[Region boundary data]

------------

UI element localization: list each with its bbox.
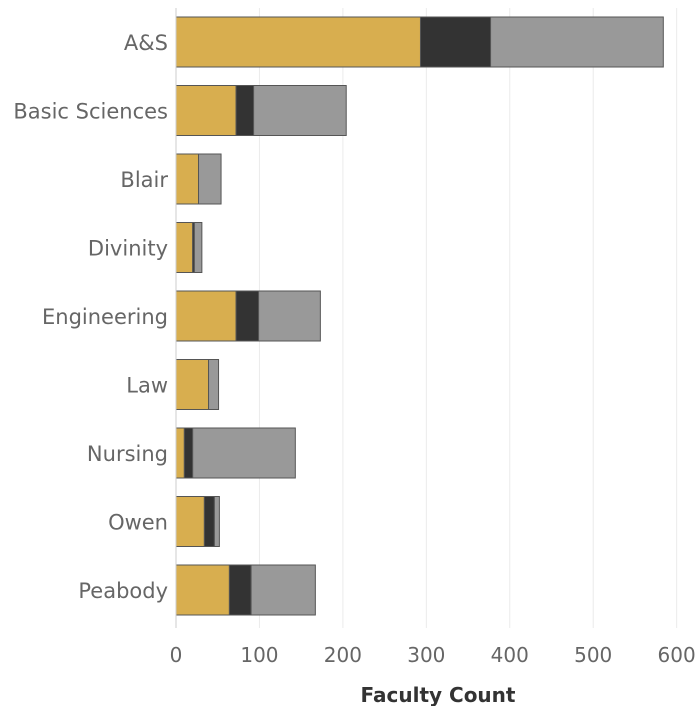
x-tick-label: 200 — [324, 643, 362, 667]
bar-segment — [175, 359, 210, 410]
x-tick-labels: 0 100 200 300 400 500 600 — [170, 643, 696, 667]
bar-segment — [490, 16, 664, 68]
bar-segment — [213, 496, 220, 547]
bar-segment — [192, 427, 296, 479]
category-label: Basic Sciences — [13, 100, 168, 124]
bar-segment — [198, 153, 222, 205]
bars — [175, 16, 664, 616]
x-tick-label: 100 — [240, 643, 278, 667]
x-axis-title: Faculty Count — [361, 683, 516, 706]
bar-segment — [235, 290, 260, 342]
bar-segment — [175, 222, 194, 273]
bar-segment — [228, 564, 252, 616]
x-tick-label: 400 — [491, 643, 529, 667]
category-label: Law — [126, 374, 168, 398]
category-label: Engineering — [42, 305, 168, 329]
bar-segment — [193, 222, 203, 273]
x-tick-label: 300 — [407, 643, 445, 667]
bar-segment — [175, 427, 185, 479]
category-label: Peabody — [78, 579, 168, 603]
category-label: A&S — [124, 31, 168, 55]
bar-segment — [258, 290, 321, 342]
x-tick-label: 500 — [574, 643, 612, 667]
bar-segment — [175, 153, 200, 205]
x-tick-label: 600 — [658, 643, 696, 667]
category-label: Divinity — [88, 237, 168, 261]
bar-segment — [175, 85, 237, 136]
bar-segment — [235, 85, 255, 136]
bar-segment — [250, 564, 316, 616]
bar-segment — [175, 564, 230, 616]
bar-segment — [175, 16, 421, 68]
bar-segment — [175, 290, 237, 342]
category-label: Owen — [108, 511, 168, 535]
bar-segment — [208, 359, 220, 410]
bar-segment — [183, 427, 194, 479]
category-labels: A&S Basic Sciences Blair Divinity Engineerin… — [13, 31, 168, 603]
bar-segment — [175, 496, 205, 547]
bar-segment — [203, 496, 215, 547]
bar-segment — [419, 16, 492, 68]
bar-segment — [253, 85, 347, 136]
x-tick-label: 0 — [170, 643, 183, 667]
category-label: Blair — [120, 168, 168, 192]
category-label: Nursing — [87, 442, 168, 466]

------------

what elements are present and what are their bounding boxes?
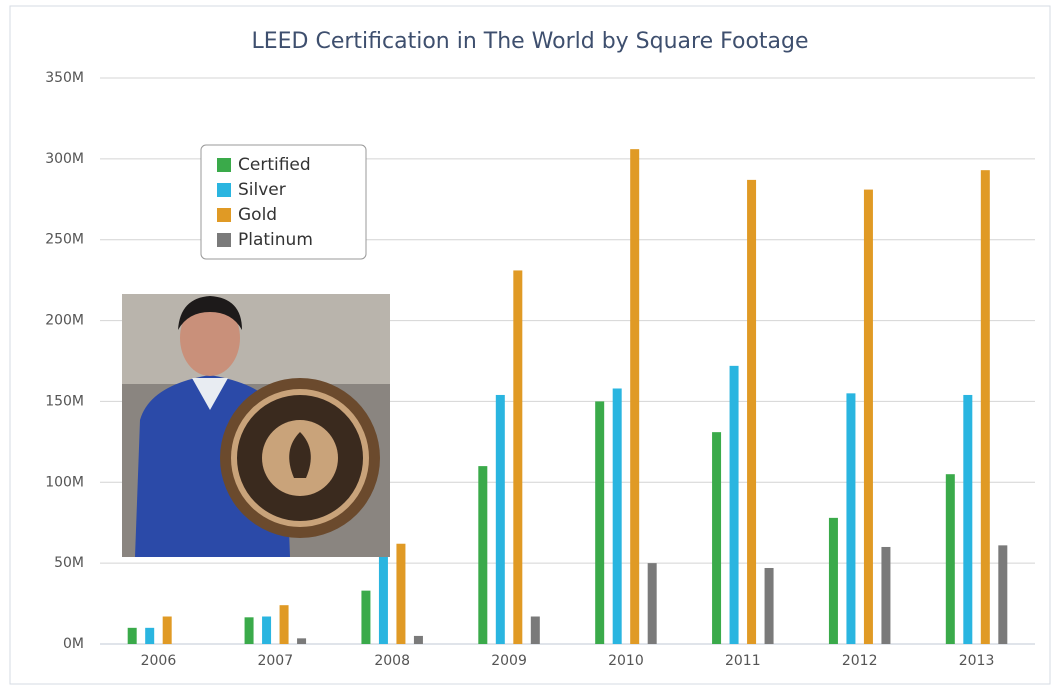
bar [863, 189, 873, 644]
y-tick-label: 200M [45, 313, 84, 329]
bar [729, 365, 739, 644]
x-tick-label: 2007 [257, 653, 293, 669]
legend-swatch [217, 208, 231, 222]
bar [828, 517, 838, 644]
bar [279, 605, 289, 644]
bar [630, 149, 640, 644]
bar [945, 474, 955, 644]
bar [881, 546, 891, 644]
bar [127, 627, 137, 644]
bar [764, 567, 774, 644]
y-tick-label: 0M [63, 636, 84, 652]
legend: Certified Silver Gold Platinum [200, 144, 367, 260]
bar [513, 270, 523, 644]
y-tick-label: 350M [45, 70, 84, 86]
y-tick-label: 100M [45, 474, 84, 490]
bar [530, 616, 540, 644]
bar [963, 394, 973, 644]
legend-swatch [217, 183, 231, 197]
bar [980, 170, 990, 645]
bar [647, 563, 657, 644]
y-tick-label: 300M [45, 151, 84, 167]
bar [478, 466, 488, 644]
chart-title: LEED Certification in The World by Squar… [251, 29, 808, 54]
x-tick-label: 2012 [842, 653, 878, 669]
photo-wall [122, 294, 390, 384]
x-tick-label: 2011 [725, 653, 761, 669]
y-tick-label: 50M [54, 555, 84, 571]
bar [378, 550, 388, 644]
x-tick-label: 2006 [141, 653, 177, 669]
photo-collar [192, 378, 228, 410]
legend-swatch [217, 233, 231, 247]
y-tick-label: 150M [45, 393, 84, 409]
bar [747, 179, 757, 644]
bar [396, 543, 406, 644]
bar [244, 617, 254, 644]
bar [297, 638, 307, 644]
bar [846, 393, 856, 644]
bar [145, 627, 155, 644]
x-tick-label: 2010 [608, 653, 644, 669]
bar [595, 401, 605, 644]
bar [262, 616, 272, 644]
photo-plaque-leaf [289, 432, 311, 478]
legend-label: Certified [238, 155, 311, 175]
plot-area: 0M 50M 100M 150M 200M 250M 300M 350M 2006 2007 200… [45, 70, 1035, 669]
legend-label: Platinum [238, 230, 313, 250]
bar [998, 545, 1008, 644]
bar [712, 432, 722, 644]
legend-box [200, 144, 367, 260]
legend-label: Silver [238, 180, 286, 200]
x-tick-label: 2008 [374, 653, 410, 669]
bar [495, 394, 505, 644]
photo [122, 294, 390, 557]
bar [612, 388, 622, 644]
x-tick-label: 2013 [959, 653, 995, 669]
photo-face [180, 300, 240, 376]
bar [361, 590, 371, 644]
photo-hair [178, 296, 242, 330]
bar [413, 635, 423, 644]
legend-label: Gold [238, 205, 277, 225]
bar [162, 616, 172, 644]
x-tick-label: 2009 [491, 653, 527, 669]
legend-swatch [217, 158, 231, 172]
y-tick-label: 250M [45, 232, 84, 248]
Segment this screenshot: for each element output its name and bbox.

------------

### GOAL OF THE EXERCISE:
Render the lines above, from the one containing "bar [863, 189, 873, 644]" through the one containing "Segment this screenshot: for" inclusive, as a JSON list of strings with one string per line and no blank lines.

### THE OUTPUT:
[
  "bar [863, 189, 873, 644]",
  "y-tick-label: 200M [45, 313, 84, 329]",
  "bar [729, 365, 739, 644]",
  "x-tick-label: 2007 [257, 653, 293, 669]",
  "legend-swatch [217, 208, 231, 222]",
  "bar [828, 517, 838, 644]",
  "bar [279, 605, 289, 644]",
  "bar [630, 149, 640, 644]",
  "bar [945, 474, 955, 644]",
  "bar [881, 546, 891, 644]",
  "bar [127, 627, 137, 644]",
  "bar [764, 567, 774, 644]",
  "y-tick-label: 0M [63, 636, 84, 652]",
  "legend: Certified Silver Gold Platinum [200, 144, 367, 260]",
  "bar [513, 270, 523, 644]",
  "y-tick-label: 350M [45, 70, 84, 86]",
  "y-tick-label: 100M [45, 474, 84, 490]",
  "bar [530, 616, 540, 644]",
  "bar [963, 394, 973, 644]",
  "legend-swatch [217, 183, 231, 197]",
  "bar [980, 170, 990, 645]",
  "bar [647, 563, 657, 644]",
  "y-tick-label: 300M [45, 151, 84, 167]",
  "bar [478, 466, 488, 644]",
  "chart-title: LEED Certification in The World by Squar… [251, 29, 808, 54]",
  "x-tick-label: 2012 [842, 653, 878, 669]",
  "photo-wall [122, 294, 390, 384]",
  "x-tick-label: 2011 [725, 653, 761, 669]",
  "y-tick-label: 50M [54, 555, 84, 571]",
  "bar [378, 550, 388, 644]",
  "x-tick-label: 2006 [141, 653, 177, 669]",
  "photo-collar [192, 378, 228, 410]",
  "legend-swatch [217, 233, 231, 247]",
  "y-tick-label: 150M [45, 393, 84, 409]",
  "bar [747, 179, 757, 644]",
  "bar [396, 543, 406, 644]",
  "bar [244, 617, 254, 644]",
  "bar [297, 638, 307, 644]",
  "bar [846, 393, 856, 644]",
  "bar [145, 627, 155, 644]",
  "x-tick-label: 2010 [608, 653, 644, 669]",
  "bar [595, 401, 605, 644]",
  "bar [262, 616, 272, 644]",
  "photo-plaque-leaf [289, 432, 311, 478]",
  "legend-label: Certified [238, 155, 311, 175]",
  "plot-area: 0M 50M 100M 150M 200M 250M 300M 350M 2006 2007 200… [45, 70, 1035, 669]",
  "legend-label: Platinum [238, 230, 313, 250]",
  "bar [998, 545, 1008, 644]",
  "bar [712, 432, 722, 644]",
  "legend-box [200, 144, 367, 260]",
  "legend-label: Silver [238, 180, 286, 200]",
  "x-tick-label: 2008 [374, 653, 410, 669]",
  "bar [495, 394, 505, 644]",
  "photo [122, 294, 390, 557]",
  "bar [612, 388, 622, 644]",
  "x-tick-label: 2013 [959, 653, 995, 669]",
  "photo-face [180, 300, 240, 376]",
  "bar [361, 590, 371, 644]",
  "photo-hair [178, 296, 242, 330]",
  "bar [413, 635, 423, 644]",
  "legend-label: Gold [238, 205, 277, 225]",
  "bar [162, 616, 172, 644]",
  "x-tick-label: 2009 [491, 653, 527, 669]",
  "legend-swatch [217, 158, 231, 172]",
  "y-tick-label: 250M [45, 232, 84, 248]",
  "Segment this screenshot: for each element output its name and bbox."
]